Brief — Reproduce word for word the lines of the records starting at the line containing "- svg-text:CAB-OVER BUNK" and ending at the line containing "- svg-text:QUEEN BED: QUEEN", with both of those lines included.

Records of where elements appear:
******************************

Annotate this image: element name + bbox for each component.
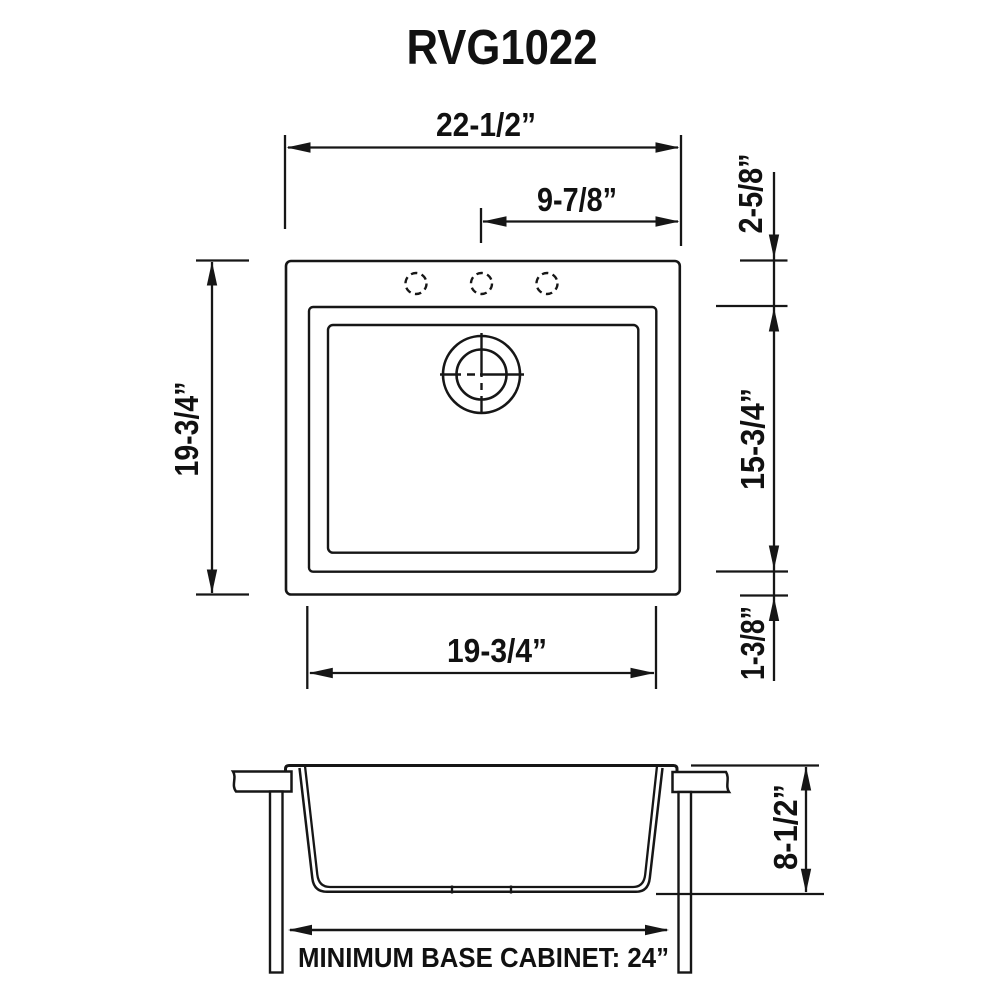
svg-text:MINIMUM BASE CABINET: 24”: MINIMUM BASE CABINET: 24” [298,942,669,973]
svg-text:1-3/8”: 1-3/8” [734,606,771,680]
svg-text:22-1/2”: 22-1/2” [436,106,536,143]
svg-text:15-3/4”: 15-3/4” [734,388,771,490]
svg-text:19-3/4”: 19-3/4” [168,382,205,477]
svg-text:9-7/8”: 9-7/8” [537,181,617,218]
svg-text:RVG1022: RVG1022 [407,21,598,75]
svg-text:2-5/8”: 2-5/8” [732,154,769,234]
svg-text:19-3/4”: 19-3/4” [447,632,547,669]
svg-text:8-1/2”: 8-1/2” [767,784,804,870]
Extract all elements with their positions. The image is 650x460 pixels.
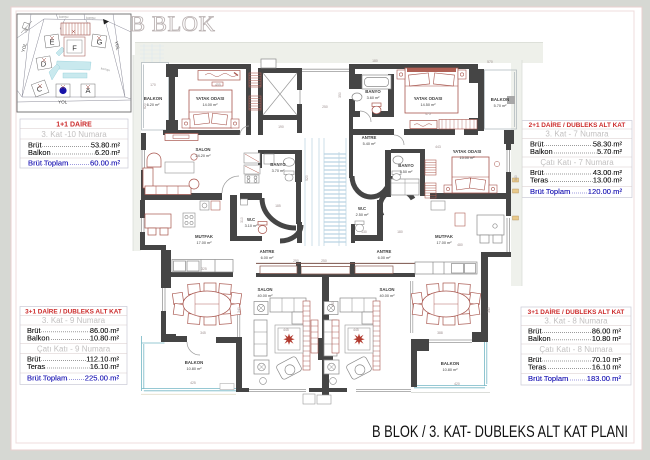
svg-text:180: 180 <box>397 230 403 234</box>
svg-text:3.50 m²: 3.50 m² <box>400 170 414 174</box>
svg-text:13.00 m²: 13.00 m² <box>593 175 623 184</box>
svg-text:180: 180 <box>372 59 378 63</box>
svg-text:BANYO: BANYO <box>365 89 381 94</box>
svg-text:15.00 m²: 15.00 m² <box>460 156 476 160</box>
svg-text:W.C: W.C <box>247 217 255 222</box>
svg-text:ANTRE: ANTRE <box>377 249 392 254</box>
svg-text:10.80 m²: 10.80 m² <box>90 333 120 342</box>
svg-text:3.10 m²: 3.10 m² <box>245 224 259 228</box>
svg-text:BALKON: BALKON <box>441 361 459 366</box>
svg-text:Brüt Toplam: Brüt Toplam <box>528 374 568 383</box>
svg-text:Balkon: Balkon <box>28 148 51 157</box>
svg-text:425: 425 <box>190 381 196 385</box>
svg-text:6.20 m²: 6.20 m² <box>147 103 161 107</box>
svg-text:2.50 m²: 2.50 m² <box>356 213 370 217</box>
svg-text:SALON: SALON <box>195 147 210 152</box>
svg-text:3+1 DAİRE / DUBLEKS ALT KAT: 3+1 DAİRE / DUBLEKS ALT KAT <box>528 307 625 316</box>
svg-text:520: 520 <box>305 175 309 181</box>
svg-text:24.20 m²: 24.20 m² <box>196 154 212 158</box>
svg-text:350: 350 <box>338 92 342 98</box>
svg-text:40.00 m²: 40.00 m² <box>380 294 396 298</box>
svg-text:17.00 m²: 17.00 m² <box>197 241 213 245</box>
svg-text:BALKON: BALKON <box>185 360 203 365</box>
svg-text:B BLOK: B BLOK <box>130 11 216 36</box>
svg-text:Balkon: Balkon <box>27 333 50 342</box>
svg-text:D: D <box>41 60 47 69</box>
svg-text:5.40 m²: 5.40 m² <box>363 142 377 146</box>
svg-text:480: 480 <box>457 243 463 247</box>
svg-text:388: 388 <box>437 331 443 335</box>
svg-text:190: 190 <box>278 125 284 129</box>
svg-text:3. Kat -10 Numara: 3. Kat -10 Numara <box>41 130 107 139</box>
svg-text:BANYO: BANYO <box>270 162 286 167</box>
svg-text:290: 290 <box>293 259 299 263</box>
svg-text:1+1 DAİRE: 1+1 DAİRE <box>56 121 92 129</box>
svg-text:3. Kat - 8 Numara: 3. Kat - 8 Numara <box>544 316 608 325</box>
svg-text:Teras: Teras <box>27 362 45 371</box>
svg-text:445: 445 <box>283 328 289 332</box>
svg-text:14.00 m²: 14.00 m² <box>203 103 219 107</box>
svg-text:komşu: komşu <box>59 15 69 19</box>
svg-text:10.80 m²: 10.80 m² <box>592 334 622 343</box>
svg-text:Çatı Katı - 9 Numara: Çatı Katı - 9 Numara <box>37 344 111 353</box>
svg-text:5.70 m²: 5.70 m² <box>597 147 623 156</box>
svg-text:185: 185 <box>275 204 281 208</box>
svg-text:120.00 m²: 120.00 m² <box>588 187 623 196</box>
svg-text:3.70 m²: 3.70 m² <box>272 169 286 173</box>
svg-text:3. Kat - 7 Numara: 3. Kat - 7 Numara <box>545 129 609 138</box>
svg-text:MUTFAK: MUTFAK <box>435 234 454 239</box>
svg-text:YATAK ODASI: YATAK ODASI <box>196 96 225 101</box>
svg-text:16.10 m²: 16.10 m² <box>592 363 622 372</box>
svg-text:325: 325 <box>201 267 207 271</box>
svg-text:Çatı Katı - 8 Numara: Çatı Katı - 8 Numara <box>539 345 613 354</box>
svg-text:2+1 DAİRE / DUBLEKS ALT KAT: 2+1 DAİRE / DUBLEKS ALT KAT <box>529 120 626 129</box>
svg-text:Balkon: Balkon <box>528 334 551 343</box>
svg-text:ANTRE: ANTRE <box>260 249 275 254</box>
svg-text:Balkon: Balkon <box>530 147 553 156</box>
svg-text:F: F <box>72 44 77 53</box>
svg-text:YATAK ODASI: YATAK ODASI <box>453 149 482 154</box>
svg-text:3+1 DAİRE / DUBLEKS ALT KAT: 3+1 DAİRE / DUBLEKS ALT KAT <box>25 306 122 315</box>
svg-text:6.00 m²: 6.00 m² <box>378 256 392 260</box>
svg-text:16.10 m²: 16.10 m² <box>90 362 120 371</box>
svg-text:445: 445 <box>353 328 359 332</box>
svg-text:BALKON: BALKON <box>144 96 162 101</box>
svg-text:komşu: komşu <box>86 16 96 20</box>
svg-text:455: 455 <box>215 83 221 87</box>
svg-text:E: E <box>49 38 54 47</box>
svg-text:Teras: Teras <box>530 175 548 184</box>
svg-text:W.C: W.C <box>358 206 366 211</box>
svg-text:5.70 m²: 5.70 m² <box>494 104 508 108</box>
svg-text:10.80 m²: 10.80 m² <box>443 368 459 372</box>
svg-text:475: 475 <box>425 112 431 116</box>
svg-text:ANTRE: ANTRE <box>362 135 377 140</box>
svg-text:250: 250 <box>321 259 327 263</box>
svg-text:14.50 m²: 14.50 m² <box>421 103 437 107</box>
svg-text:6.20 m²: 6.20 m² <box>95 148 121 157</box>
svg-text:345: 345 <box>200 331 206 335</box>
svg-text:630: 630 <box>331 301 335 307</box>
svg-text:Brüt Toplam: Brüt Toplam <box>27 374 67 383</box>
svg-text:540: 540 <box>514 175 518 181</box>
svg-text:620: 620 <box>143 103 147 109</box>
svg-text:YATAK ODASI: YATAK ODASI <box>414 96 443 101</box>
svg-text:Teras: Teras <box>528 363 546 372</box>
svg-text:250: 250 <box>322 105 328 109</box>
svg-text:3. Kat - 9 Numara: 3. Kat - 9 Numara <box>42 316 106 325</box>
svg-text:340: 340 <box>487 307 491 313</box>
svg-text:3.60 m²: 3.60 m² <box>367 96 381 100</box>
svg-text:SALON: SALON <box>257 287 272 292</box>
svg-text:225.00 m²: 225.00 m² <box>85 374 120 383</box>
svg-text:SALON: SALON <box>379 287 394 292</box>
svg-text:60.00 m²: 60.00 m² <box>90 158 120 167</box>
svg-text:B BLOK / 3. KAT- DUBLEKS ALT K: B BLOK / 3. KAT- DUBLEKS ALT KAT PLANI <box>372 422 628 441</box>
svg-text:YOL: YOL <box>58 100 68 105</box>
svg-text:Çatı Katı - 7 Numara: Çatı Katı - 7 Numara <box>540 158 614 167</box>
svg-text:10.80 m²: 10.80 m² <box>187 367 203 371</box>
svg-text:170: 170 <box>150 83 156 87</box>
svg-text:BANYO: BANYO <box>398 163 414 168</box>
svg-text:BALKON: BALKON <box>491 97 509 102</box>
svg-text:340: 340 <box>237 307 241 313</box>
svg-text:Brüt Toplam: Brüt Toplam <box>530 187 570 196</box>
svg-text:6.00 m²: 6.00 m² <box>261 256 275 260</box>
svg-text:420: 420 <box>454 382 460 386</box>
svg-text:40.00 m²: 40.00 m² <box>258 294 274 298</box>
svg-text:183.00 m²: 183.00 m² <box>587 374 622 383</box>
svg-text:Brüt Toplam: Brüt Toplam <box>28 158 68 167</box>
svg-text:130: 130 <box>361 230 367 234</box>
svg-text:443: 443 <box>435 145 441 149</box>
svg-text:310: 310 <box>240 217 244 223</box>
svg-text:17.00 m²: 17.00 m² <box>437 241 453 245</box>
svg-text:MUTFAK: MUTFAK <box>195 234 214 239</box>
svg-text:570: 570 <box>487 60 493 64</box>
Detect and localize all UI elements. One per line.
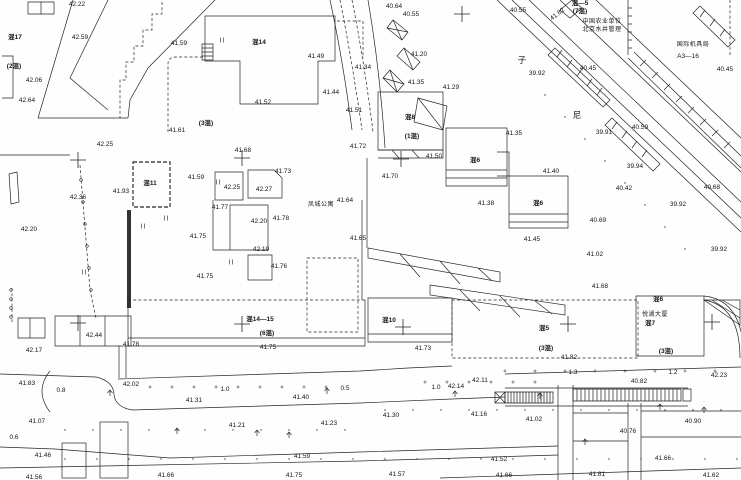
map-geometry xyxy=(0,0,741,480)
survey-cross-marks xyxy=(70,6,720,335)
hatched-wall-strips xyxy=(505,389,681,403)
survey-map: 42.2242.59混17(2混)42.0642.6441.59(3混)41.6… xyxy=(0,0,741,480)
fence-circle-marks xyxy=(10,179,93,319)
dot-marks xyxy=(64,94,737,459)
map-linework xyxy=(0,0,741,480)
parallel-tick-marks xyxy=(83,38,233,275)
plus-tick-marks xyxy=(148,369,716,388)
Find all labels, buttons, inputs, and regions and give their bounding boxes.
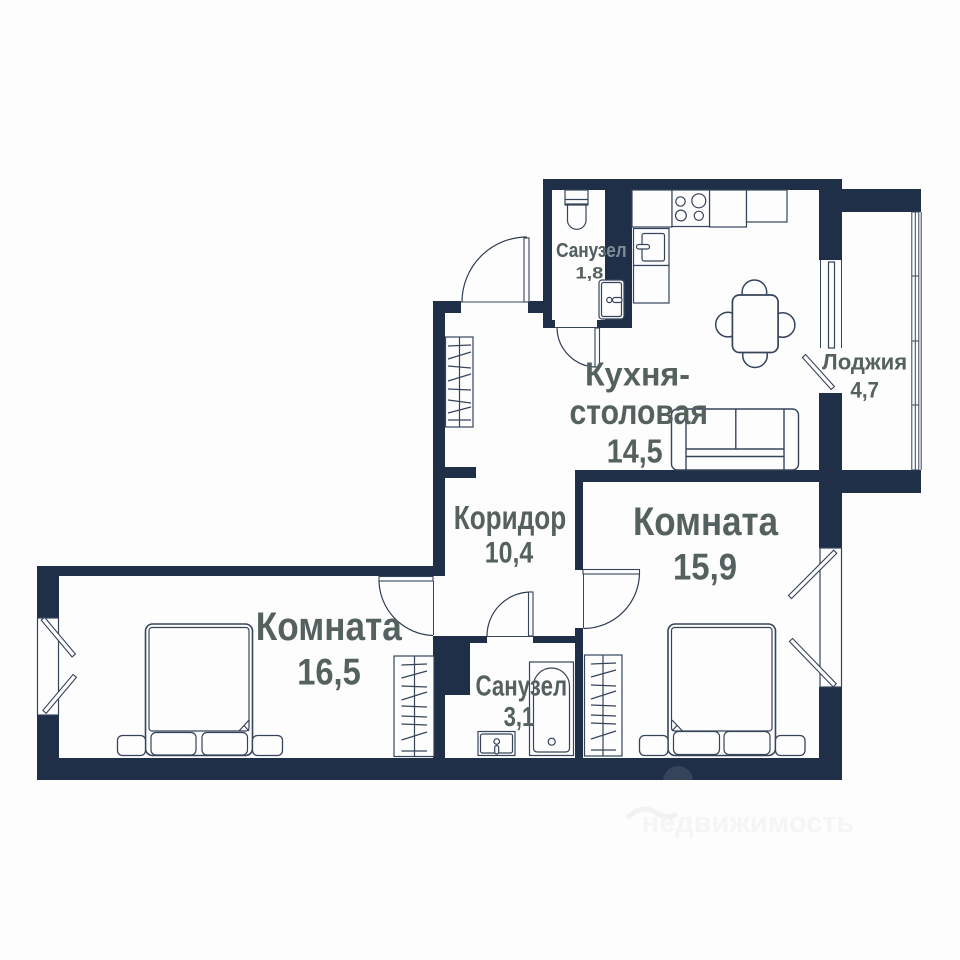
svg-text:Коридор: Коридор [454, 499, 567, 536]
svg-text:15,9: 15,9 [673, 547, 737, 588]
svg-text:Кухня-: Кухня- [585, 356, 690, 393]
svg-text:Лоджия: Лоджия [822, 350, 907, 375]
svg-text:4,7: 4,7 [850, 378, 879, 403]
svg-text:Санузел: Санузел [476, 671, 568, 703]
svg-text:недвижимость: недвижимость [642, 807, 855, 839]
svg-text:1,8: 1,8 [575, 264, 603, 283]
svg-text:3,1: 3,1 [504, 701, 535, 732]
svg-text:Комната: Комната [256, 605, 403, 649]
svg-text:столовая: столовая [569, 393, 708, 432]
svg-text:14,5: 14,5 [607, 433, 663, 470]
svg-text:Комната: Комната [633, 500, 779, 544]
svg-text:16,5: 16,5 [297, 652, 361, 693]
svg-text:10,4: 10,4 [485, 537, 534, 570]
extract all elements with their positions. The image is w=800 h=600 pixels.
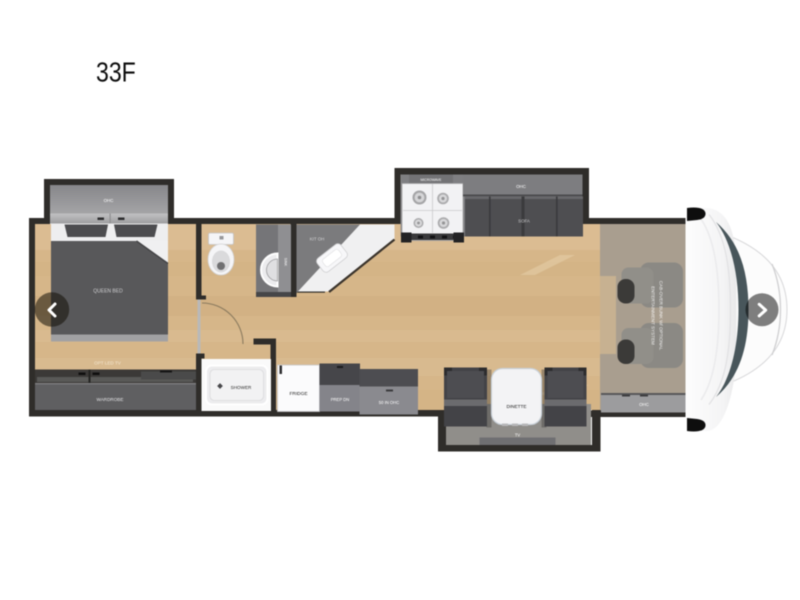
- svg-text:CAB-OVER BUNK W/ OPTIONAL: CAB-OVER BUNK W/ OPTIONAL: [658, 281, 663, 351]
- svg-text:FRIDGE: FRIDGE: [289, 391, 307, 397]
- svg-text:DINETTE: DINETTE: [506, 404, 526, 409]
- svg-text:OHC: OHC: [639, 402, 649, 407]
- svg-text:SOFA: SOFA: [518, 219, 530, 224]
- svg-text:33F: 33F: [96, 58, 136, 88]
- svg-text:QUEEN BED: QUEEN BED: [93, 289, 123, 295]
- svg-text:PREP DN: PREP DN: [331, 397, 350, 402]
- svg-text:WARDROBE: WARDROBE: [97, 397, 124, 402]
- svg-text:ENTERTAINMENT SYSTEM: ENTERTAINMENT SYSTEM: [650, 286, 655, 345]
- svg-text:OPT LED TV: OPT LED TV: [94, 361, 122, 366]
- svg-text:MICROWAVE: MICROWAVE: [421, 178, 443, 182]
- svg-text:KIT OH: KIT OH: [310, 237, 325, 242]
- svg-text:50 IN OHC: 50 IN OHC: [379, 400, 399, 405]
- svg-text:SHOWER: SHOWER: [231, 385, 252, 390]
- svg-text:SINK: SINK: [284, 258, 288, 267]
- svg-text:TV: TV: [515, 433, 521, 438]
- svg-text:OHC: OHC: [516, 184, 526, 189]
- svg-text:OHC: OHC: [104, 198, 114, 203]
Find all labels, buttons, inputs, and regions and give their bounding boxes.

******************************

Correct response —
- svg-text:CAB-OVER BUNK W/ OPTIONAL: CAB-OVER BUNK W/ OPTIONAL: [658, 281, 663, 351]
- svg-text:FRIDGE: FRIDGE: [289, 391, 307, 397]
- svg-text:DINETTE: DINETTE: [506, 404, 526, 409]
- svg-text:OHC: OHC: [639, 402, 649, 407]
- svg-text:SOFA: SOFA: [518, 219, 530, 224]
- svg-text:33F: 33F: [96, 58, 136, 88]
- svg-text:QUEEN BED: QUEEN BED: [93, 289, 123, 295]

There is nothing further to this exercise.